══ Extrait à lire ══

Charles de Gaulle, Mémoires d'espoir
Lorsque le général de Gaulle revient au pouvoir en 1958, il doit assumer l'héritage économique contrasté de la IVe République. Dans le domaine des finances publiques, le précédent régime a dû, pour reconstruire et moderniser le pays, accumuler les déficits budgétaires, alourdir la dette publique, financer les dépenses par une inflation qui s'est aggravée avec la guerre d'Algérie. Cela, ajouté à un déficit chronique de la balance commerciale, explique la dépréciation du franc qui fut dévalué à six reprises depuis la Libération.
De Gaulle entreprend un assainissement financier afin de libérer les échanges pour soumettre l'économie française à la concurrence internationale et lui permettre d'entrer effectivement dans le Marché commun. Il fait appel à Antoine Pinay, ancien parlementaire de la IVe République chargé d'inspirer la confiance aux décideurs économiques et aux petits épargnants, ainsi qu'à Jacques Rueff, théoricien du libéralisme et ancien conseiller de Poincaré, pour mettre en œuvre ce plan de redressement et rendre « au vieux franc français une substance conforme au respect qui lui est dû ».
Parallèlement à une dévaluation de 17,5 %, le gouvernement crée en décembre 1958 le franc lourd qui vaut 100 anciens francs. La monnaie française est mise à parité avec les solides devises comme le deutsche Mark ou le franc suisse. Le nouveau franc, redevenu le « franc » le 1er janvier 1963, est resté stable jusqu'en 1969. Si le général de Gaulle est parvenu difficilement à maintenir sa valeur jusqu'à son départ, les tendances inflationnistes n'ont cessé de peser sur l'expansion française.

═══

#### [Travail demandé]
1. Indiquez si chacune des affirmations suivantes concorde avec l'extrait sur le redressement du franc, en citant les mots décisifs : (a) le franc a été dévalué six fois depuis la Libération ; (b) le franc lourd vaut 1 000 anciens francs ; (c) le nouveau franc est resté stable jusqu'en 1975.
2. D'après l'extrait sur le redressement du franc, de quel pourcentage est la dévaluation qui accompagne la création du franc lourd ?
3. Reprenez, s'il vous plaît, l'extrait sur le redressement du franc à la suite de sa dernière phrase.

══ Matériel fourni ══

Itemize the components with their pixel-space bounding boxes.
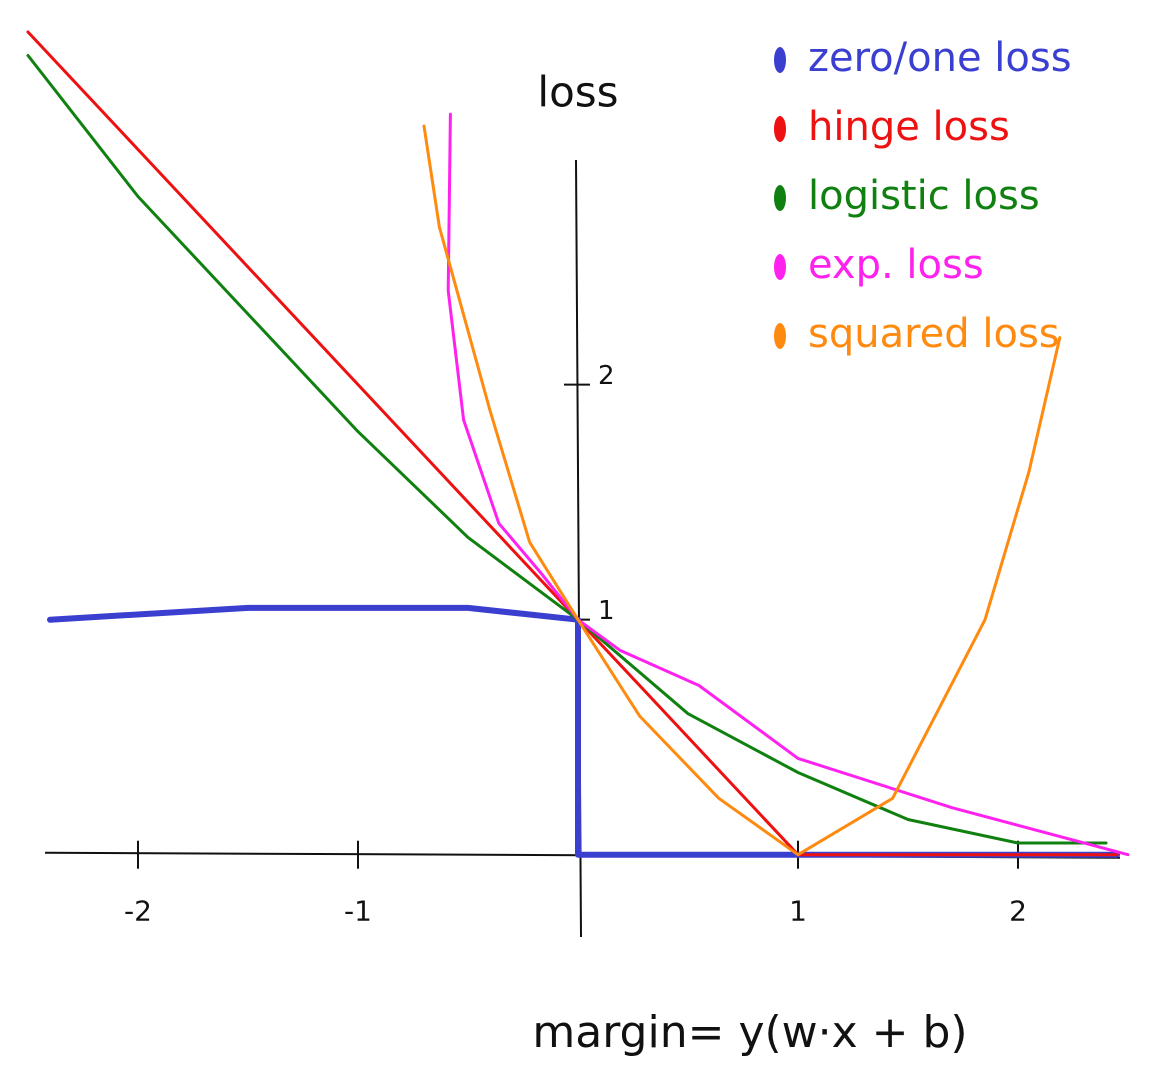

═══

#### [Réponses ci-dessous]
1.
(a) Oui : « fut dévalué à six reprises depuis la Libération ».
(b) Non : « le franc lourd qui vaut 100 anciens francs ».
(c) Non : « est resté stable jusqu'en 1969 ».

2. 17,5 %.

3.
Il s'agit de la monnaie, critère de la santé économique et condition du crédit, dont la solidité garantit et attire l'épargne, encourage l'esprit d'entreprise, contribue à la paix sociale, procure l'influence internationale, mais dont l'affaiblissement déchaîne l'inflation et le gaspillage, étouffe l'essor, suscite le trouble, compromet l'indépendance ; je donnerai à la France un franc modèle, dont la parité ne changera pas aussi longtemps que je serai là et que même, malgré les mauvais coups portés à notre pays au printemps de 1968 par l'alliance des chimères, des chantages et des lâchetés, je maintiendrai jusqu'au bout grâce aux énormes réserves de devises et d'or que la confiance aura, en dix ans, accumulées dans nos caisses.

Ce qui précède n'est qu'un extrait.